Goal of the exercise:
Collect every line in the records below that contains the word "COMMUNAL".

Records excerpted from a collection
═══

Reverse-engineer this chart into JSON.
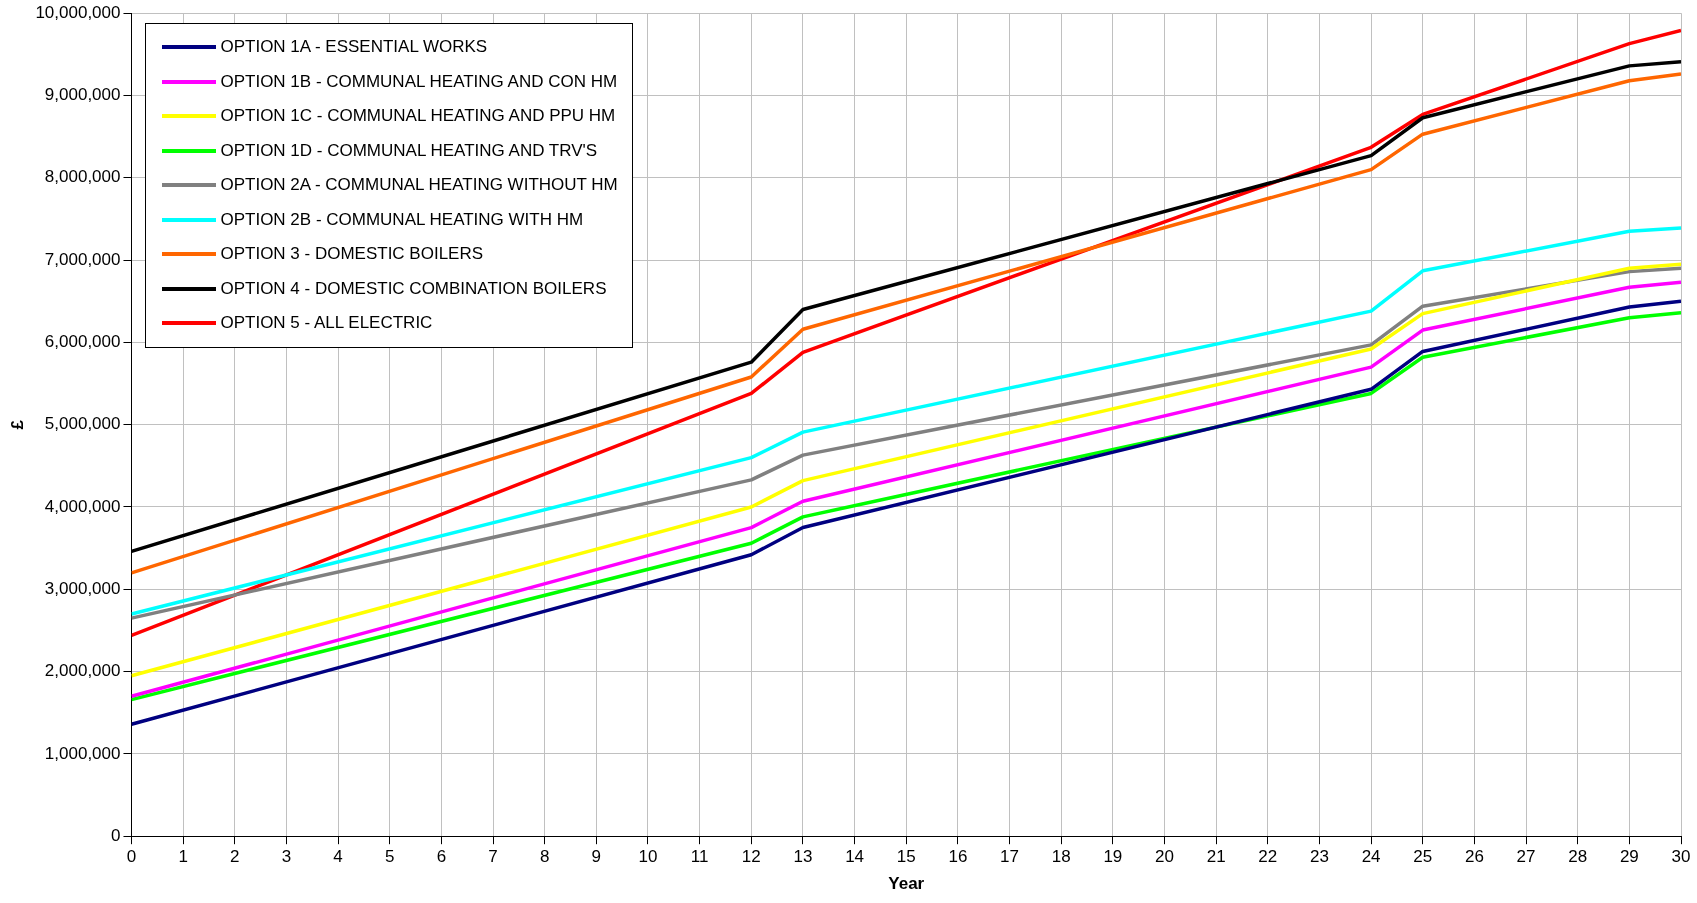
{
  "chart_data": {
    "type": "line",
    "xlabel": "Year",
    "ylabel": "£",
    "xlim": [
      0,
      30
    ],
    "xticks": [
      0,
      1,
      2,
      3,
      4,
      5,
      6,
      7,
      8,
      9,
      10,
      11,
      12,
      13,
      14,
      15,
      16,
      17,
      18,
      19,
      20,
      21,
      22,
      23,
      24,
      25,
      26,
      27,
      28,
      29,
      30
    ],
    "ylim": [
      0,
      10000000
    ],
    "yticks": [
      0,
      {
        "value": 1000000,
        "label": "1,000,000"
      },
      {
        "value": 2000000,
        "label": "2,000,000"
      },
      {
        "value": 3000000,
        "label": "3,000,000"
      },
      {
        "value": 4000000,
        "label": "4,000,000"
      },
      {
        "value": 5000000,
        "label": "5,000,000"
      },
      {
        "value": 6000000,
        "label": "6,000,000"
      },
      {
        "value": 7000000,
        "label": "7,000,000"
      },
      {
        "value": 8000000,
        "label": "8,000,000"
      },
      {
        "value": 9000000,
        "label": "9,000,000"
      },
      {
        "value": 10000000,
        "label": "10,000,000"
      }
    ],
    "grid": true,
    "legend": "top left",
    "marker": "none",
    "line_style": "solid",
    "x": [
      0,
      12,
      13,
      24,
      25,
      29,
      30
    ],
    "series": [
      {
        "name": "OPTION 1A - ESSENTIAL WORKS",
        "color": "#000080",
        "values": [
          1360000,
          3420000,
          3750000,
          5430000,
          5890000,
          6430000,
          6500000
        ]
      },
      {
        "name": "OPTION 1B - COMMUNAL HEATING AND CON HM",
        "color": "#ff00ff",
        "values": [
          1700000,
          3750000,
          4070000,
          5700000,
          6150000,
          6670000,
          6730000
        ]
      },
      {
        "name": "OPTION 1C - COMMUNAL HEATING AND PPU HM",
        "color": "#ffff00",
        "values": [
          1950000,
          4000000,
          4320000,
          5920000,
          6350000,
          6900000,
          6950000
        ]
      },
      {
        "name": "OPTION 1D - COMMUNAL HEATING AND TRV'S",
        "color": "#00ff00",
        "values": [
          1660000,
          3560000,
          3880000,
          5380000,
          5820000,
          6300000,
          6360000
        ]
      },
      {
        "name": "OPTION 2A - COMMUNAL HEATING WITHOUT HM",
        "color": "#808080",
        "values": [
          2650000,
          4330000,
          4630000,
          5970000,
          6440000,
          6860000,
          6900000
        ]
      },
      {
        "name": "OPTION 2B - COMMUNAL HEATING WITH HM",
        "color": "#00ffff",
        "values": [
          2700000,
          4600000,
          4910000,
          6380000,
          6870000,
          7350000,
          7390000
        ]
      },
      {
        "name": "OPTION 3 - DOMESTIC BOILERS",
        "color": "#ff6600",
        "values": [
          3200000,
          5580000,
          6160000,
          8100000,
          8530000,
          9180000,
          9260000
        ]
      },
      {
        "name": "OPTION 4 - DOMESTIC COMBINATION BOILERS",
        "color": "#000000",
        "values": [
          3460000,
          5760000,
          6400000,
          8270000,
          8730000,
          9360000,
          9410000
        ]
      },
      {
        "name": "OPTION 5 - ALL ELECTRIC",
        "color": "#ff0000",
        "values": [
          2440000,
          5380000,
          5880000,
          8370000,
          8770000,
          9630000,
          9790000
        ]
      }
    ]
  }
}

═══

Finished answer:
        "name": "OPTION 1B - COMMUNAL HEATING AND CON HM",
        "name": "OPTION 1C - COMMUNAL HEATING AND PPU HM",
        "name": "OPTION 1D - COMMUNAL HEATING AND TRV'S",
        "name": "OPTION 2A - COMMUNAL HEATING WITHOUT HM",
        "name": "OPTION 2B - COMMUNAL HEATING WITH HM",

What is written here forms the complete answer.